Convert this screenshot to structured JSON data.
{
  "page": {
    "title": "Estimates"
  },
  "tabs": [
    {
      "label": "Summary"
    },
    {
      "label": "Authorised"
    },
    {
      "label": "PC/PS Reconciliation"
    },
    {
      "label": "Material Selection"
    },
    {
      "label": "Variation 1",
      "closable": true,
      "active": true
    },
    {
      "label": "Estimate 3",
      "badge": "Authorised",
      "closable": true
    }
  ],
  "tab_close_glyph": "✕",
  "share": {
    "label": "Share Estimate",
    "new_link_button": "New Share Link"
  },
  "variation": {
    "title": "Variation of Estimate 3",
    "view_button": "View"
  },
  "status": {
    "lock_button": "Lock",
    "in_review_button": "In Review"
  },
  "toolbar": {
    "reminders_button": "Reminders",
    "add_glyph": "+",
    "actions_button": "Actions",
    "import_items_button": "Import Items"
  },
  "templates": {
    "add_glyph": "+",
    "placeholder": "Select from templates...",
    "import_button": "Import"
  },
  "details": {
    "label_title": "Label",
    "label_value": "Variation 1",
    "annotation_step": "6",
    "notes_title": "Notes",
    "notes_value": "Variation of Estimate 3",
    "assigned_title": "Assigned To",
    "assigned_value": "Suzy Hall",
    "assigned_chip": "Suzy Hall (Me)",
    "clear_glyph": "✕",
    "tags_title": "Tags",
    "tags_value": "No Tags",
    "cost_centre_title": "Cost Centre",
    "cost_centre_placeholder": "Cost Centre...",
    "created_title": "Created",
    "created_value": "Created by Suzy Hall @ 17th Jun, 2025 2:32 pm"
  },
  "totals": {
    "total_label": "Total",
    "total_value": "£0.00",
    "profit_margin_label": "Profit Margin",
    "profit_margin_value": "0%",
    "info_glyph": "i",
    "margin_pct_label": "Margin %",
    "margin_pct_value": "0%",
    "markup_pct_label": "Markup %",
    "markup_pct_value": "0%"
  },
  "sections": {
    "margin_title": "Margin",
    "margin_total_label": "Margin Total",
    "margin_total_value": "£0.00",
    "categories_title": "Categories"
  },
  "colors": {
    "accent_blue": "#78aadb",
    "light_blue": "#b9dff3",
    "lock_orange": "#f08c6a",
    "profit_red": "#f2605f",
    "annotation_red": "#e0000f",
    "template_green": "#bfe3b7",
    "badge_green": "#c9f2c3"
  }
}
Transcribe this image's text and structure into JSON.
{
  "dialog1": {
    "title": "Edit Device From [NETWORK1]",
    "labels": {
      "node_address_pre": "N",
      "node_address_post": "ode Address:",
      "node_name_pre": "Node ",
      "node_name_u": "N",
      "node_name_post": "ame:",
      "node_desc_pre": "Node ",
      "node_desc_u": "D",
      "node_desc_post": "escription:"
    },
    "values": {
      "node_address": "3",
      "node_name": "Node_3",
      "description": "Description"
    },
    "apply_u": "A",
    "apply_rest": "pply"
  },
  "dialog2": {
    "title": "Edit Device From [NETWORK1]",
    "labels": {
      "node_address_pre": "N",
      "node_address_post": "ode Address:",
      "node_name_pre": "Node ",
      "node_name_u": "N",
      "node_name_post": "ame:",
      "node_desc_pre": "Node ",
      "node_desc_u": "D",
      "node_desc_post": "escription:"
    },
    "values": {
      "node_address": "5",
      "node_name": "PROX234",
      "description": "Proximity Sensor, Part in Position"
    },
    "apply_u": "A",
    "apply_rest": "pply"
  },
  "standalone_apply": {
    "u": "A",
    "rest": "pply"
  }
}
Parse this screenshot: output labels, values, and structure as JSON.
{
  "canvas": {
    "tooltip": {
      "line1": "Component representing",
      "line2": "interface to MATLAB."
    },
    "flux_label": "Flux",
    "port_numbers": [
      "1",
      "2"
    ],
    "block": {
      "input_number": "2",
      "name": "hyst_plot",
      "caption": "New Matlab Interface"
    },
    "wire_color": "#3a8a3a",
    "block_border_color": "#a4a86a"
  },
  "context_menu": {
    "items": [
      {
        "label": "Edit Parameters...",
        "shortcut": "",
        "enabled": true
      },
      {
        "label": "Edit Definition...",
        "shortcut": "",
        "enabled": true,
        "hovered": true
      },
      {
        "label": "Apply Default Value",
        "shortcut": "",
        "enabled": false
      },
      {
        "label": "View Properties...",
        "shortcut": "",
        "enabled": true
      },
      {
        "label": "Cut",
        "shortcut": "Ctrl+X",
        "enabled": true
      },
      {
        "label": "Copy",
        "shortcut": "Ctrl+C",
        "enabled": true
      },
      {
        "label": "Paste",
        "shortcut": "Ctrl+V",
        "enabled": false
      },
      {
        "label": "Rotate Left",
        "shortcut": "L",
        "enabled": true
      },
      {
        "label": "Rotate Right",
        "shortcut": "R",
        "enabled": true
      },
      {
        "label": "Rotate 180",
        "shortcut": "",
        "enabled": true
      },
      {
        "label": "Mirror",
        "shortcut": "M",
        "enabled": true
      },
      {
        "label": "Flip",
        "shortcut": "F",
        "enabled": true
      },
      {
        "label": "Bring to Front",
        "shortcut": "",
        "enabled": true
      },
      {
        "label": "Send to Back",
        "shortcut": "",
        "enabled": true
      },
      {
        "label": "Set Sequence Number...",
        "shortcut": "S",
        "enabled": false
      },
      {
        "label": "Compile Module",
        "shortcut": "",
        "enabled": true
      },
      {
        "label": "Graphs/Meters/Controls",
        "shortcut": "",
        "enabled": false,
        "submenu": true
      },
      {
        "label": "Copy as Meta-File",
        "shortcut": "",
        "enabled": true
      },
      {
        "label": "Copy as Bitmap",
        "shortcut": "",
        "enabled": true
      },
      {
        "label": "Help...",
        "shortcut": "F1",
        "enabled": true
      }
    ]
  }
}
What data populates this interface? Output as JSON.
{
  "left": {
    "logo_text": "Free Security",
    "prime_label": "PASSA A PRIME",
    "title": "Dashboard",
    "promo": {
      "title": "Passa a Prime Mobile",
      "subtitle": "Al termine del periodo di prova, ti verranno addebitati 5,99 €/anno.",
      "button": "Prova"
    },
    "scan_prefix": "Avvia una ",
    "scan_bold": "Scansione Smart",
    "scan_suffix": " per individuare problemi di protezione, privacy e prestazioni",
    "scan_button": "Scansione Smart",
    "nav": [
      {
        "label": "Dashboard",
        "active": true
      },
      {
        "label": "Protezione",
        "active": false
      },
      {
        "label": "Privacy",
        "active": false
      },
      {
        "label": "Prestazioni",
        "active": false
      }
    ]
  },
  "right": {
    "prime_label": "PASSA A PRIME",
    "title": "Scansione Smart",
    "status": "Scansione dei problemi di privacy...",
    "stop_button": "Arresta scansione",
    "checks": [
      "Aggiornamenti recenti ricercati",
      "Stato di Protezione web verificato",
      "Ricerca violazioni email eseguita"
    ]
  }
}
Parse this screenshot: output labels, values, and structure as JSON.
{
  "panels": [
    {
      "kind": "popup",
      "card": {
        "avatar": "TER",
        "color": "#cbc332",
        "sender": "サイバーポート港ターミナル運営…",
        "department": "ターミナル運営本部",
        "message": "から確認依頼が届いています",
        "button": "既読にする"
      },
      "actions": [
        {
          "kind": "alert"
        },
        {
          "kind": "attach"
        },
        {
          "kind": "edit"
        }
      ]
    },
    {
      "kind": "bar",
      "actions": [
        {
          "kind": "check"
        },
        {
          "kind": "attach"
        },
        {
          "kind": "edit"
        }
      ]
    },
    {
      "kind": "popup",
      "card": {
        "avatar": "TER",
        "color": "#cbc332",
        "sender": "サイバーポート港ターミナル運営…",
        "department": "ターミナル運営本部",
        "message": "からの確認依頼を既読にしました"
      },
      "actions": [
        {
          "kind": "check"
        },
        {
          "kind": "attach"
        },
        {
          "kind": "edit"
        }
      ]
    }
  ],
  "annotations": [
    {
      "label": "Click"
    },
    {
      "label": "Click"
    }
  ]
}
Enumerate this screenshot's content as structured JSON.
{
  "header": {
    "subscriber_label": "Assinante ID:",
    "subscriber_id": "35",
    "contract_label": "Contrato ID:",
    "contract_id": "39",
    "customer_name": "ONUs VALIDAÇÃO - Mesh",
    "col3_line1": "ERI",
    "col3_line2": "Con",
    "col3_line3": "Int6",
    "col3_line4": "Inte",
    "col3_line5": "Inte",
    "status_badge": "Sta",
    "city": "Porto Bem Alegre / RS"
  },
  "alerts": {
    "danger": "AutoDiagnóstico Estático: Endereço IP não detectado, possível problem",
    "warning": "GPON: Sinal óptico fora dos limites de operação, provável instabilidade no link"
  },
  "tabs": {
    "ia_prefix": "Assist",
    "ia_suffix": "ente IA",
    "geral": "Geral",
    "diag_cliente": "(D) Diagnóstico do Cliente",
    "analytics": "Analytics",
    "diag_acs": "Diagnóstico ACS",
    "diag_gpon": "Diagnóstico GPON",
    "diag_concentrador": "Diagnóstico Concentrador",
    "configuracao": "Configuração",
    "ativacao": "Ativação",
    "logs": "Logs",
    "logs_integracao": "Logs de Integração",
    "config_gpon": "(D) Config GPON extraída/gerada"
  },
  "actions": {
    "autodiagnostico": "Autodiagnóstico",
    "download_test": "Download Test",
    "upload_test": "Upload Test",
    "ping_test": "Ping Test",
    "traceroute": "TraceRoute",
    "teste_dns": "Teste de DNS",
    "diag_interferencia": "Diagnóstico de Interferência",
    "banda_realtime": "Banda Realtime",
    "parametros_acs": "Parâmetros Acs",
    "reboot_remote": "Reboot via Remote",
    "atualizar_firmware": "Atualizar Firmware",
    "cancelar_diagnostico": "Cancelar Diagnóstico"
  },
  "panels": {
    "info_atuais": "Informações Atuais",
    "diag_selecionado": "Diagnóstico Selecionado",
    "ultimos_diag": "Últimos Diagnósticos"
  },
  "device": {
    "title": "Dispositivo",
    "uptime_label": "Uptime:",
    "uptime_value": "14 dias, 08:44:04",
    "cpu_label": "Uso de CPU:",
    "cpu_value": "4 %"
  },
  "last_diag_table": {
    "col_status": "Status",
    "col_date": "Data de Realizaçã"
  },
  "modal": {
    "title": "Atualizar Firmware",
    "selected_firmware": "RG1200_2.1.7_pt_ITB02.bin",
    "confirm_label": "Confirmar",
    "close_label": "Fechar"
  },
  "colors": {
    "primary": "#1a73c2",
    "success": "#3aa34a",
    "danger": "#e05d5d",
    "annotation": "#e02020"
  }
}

□ □ □ □ □ □ □

Work required ▸
Search the entries for the word "description" and pick out every line that holds it.

Solution to this task ▸
      "description": "Description"
      "description": "Proximity Sensor, Part in Position"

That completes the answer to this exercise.